▶ [WHAT YOU SHOULD DO] Locate the word "Safari" in the entries below, then gather every line that holds it.

Extracted records:
# # # # # # #

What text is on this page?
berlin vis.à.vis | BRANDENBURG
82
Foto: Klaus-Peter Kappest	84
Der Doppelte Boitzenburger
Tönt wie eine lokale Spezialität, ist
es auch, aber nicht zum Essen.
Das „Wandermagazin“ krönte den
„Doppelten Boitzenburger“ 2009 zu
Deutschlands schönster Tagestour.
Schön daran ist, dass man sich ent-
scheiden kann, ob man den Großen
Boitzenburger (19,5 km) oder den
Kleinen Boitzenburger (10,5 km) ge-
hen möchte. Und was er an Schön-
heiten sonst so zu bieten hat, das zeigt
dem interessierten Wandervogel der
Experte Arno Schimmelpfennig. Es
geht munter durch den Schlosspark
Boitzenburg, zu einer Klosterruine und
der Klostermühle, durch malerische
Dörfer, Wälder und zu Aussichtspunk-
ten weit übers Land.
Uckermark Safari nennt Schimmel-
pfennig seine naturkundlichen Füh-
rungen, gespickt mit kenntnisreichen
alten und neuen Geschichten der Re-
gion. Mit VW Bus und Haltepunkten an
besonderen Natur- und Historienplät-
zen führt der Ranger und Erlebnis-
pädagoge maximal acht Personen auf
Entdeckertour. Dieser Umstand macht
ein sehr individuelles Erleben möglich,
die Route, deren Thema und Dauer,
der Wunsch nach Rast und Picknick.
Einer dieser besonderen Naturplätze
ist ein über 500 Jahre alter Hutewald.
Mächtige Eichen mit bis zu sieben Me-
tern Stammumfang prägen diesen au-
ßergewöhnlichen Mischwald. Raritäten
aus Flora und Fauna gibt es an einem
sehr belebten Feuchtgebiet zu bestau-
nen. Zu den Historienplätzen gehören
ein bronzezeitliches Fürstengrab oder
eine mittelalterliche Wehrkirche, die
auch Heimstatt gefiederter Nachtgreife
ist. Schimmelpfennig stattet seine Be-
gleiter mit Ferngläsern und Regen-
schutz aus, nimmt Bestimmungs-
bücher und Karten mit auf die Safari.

# # # # # # #

▶ [EXERCISE RESPONSE]
Uckermark Safari nennt Schimmel-
bücher und Karten mit auf die Safari.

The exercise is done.